----- RECORD EXCERPTS -----

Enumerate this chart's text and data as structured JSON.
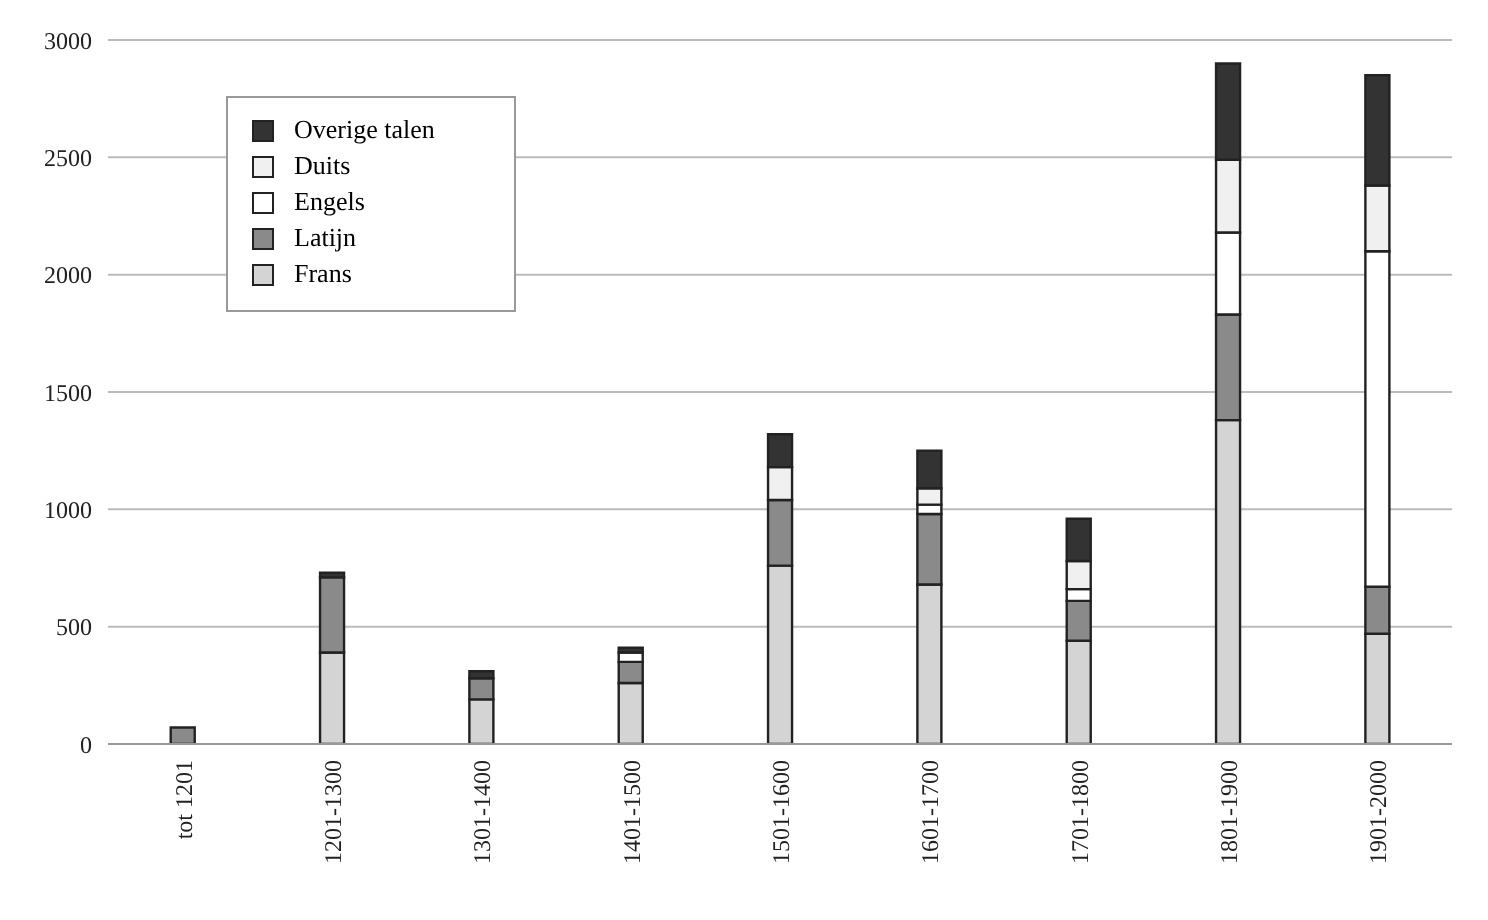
{
  "chart_data": {
    "type": "bar",
    "stacked": true,
    "categories": [
      "tot 1201",
      "1201-1300",
      "1301-1400",
      "1401-1500",
      "1501-1600",
      "1601-1700",
      "1701-1800",
      "1801-1900",
      "1901-2000"
    ],
    "series": [
      {
        "name": "Frans",
        "color": "#d4d4d4",
        "values": [
          0,
          390,
          190,
          260,
          760,
          680,
          440,
          1380,
          470
        ]
      },
      {
        "name": "Latijn",
        "color": "#8a8a8a",
        "values": [
          70,
          320,
          90,
          90,
          280,
          300,
          170,
          450,
          200
        ]
      },
      {
        "name": "Engels",
        "color": "#ffffff",
        "values": [
          0,
          0,
          0,
          40,
          0,
          40,
          50,
          350,
          1430
        ]
      },
      {
        "name": "Duits",
        "color": "#f0f0f0",
        "values": [
          0,
          0,
          0,
          0,
          140,
          70,
          120,
          310,
          280
        ]
      },
      {
        "name": "Overige talen",
        "color": "#333333",
        "values": [
          0,
          20,
          30,
          20,
          140,
          160,
          180,
          410,
          470
        ]
      }
    ],
    "ylim": [
      0,
      3000
    ],
    "yticks": [
      0,
      500,
      1000,
      1500,
      2000,
      2500,
      3000
    ],
    "grid": "y",
    "legend": "top left"
  }
}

-----

- _CHALLENGE_: Please set down each line of the data above exactly as written, without the pictures.

- _RESPONSE TO THE TASK_:
Enumerate this chart's text and data as structured JSON.
{
  "chart_data": {
    "type": "bar",
    "stacked": true,
    "categories": [
      "tot 1201",
      "1201-1300",
      "1301-1400",
      "1401-1500",
      "1501-1600",
      "1601-1700",
      "1701-1800",
      "1801-1900",
      "1901-2000"
    ],
    "series": [
      {
        "name": "Frans",
        "color": "#d4d4d4",
        "values": [
          0,
          390,
          190,
          260,
          760,
          680,
          440,
          1380,
          470
        ]
      },
      {
        "name": "Latijn",
        "color": "#8a8a8a",
        "values": [
          70,
          320,
          90,
          90,
          280,
          300,
          170,
          450,
          200
        ]
      },
      {
        "name": "Engels",
        "color": "#ffffff",
        "values": [
          0,
          0,
          0,
          40,
          0,
          40,
          50,
          350,
          1430
        ]
      },
      {
        "name": "Duits",
        "color": "#f0f0f0",
        "values": [
          0,
          0,
          0,
          0,
          140,
          70,
          120,
          310,
          280
        ]
      },
      {
        "name": "Overige talen",
        "color": "#333333",
        "values": [
          0,
          20,
          30,
          20,
          140,
          160,
          180,
          410,
          470
        ]
      }
    ],
    "ylim": [
      0,
      3000
    ],
    "yticks": [
      0,
      500,
      1000,
      1500,
      2000,
      2500,
      3000
    ],
    "grid": "y",
    "legend": "top left"
  }
}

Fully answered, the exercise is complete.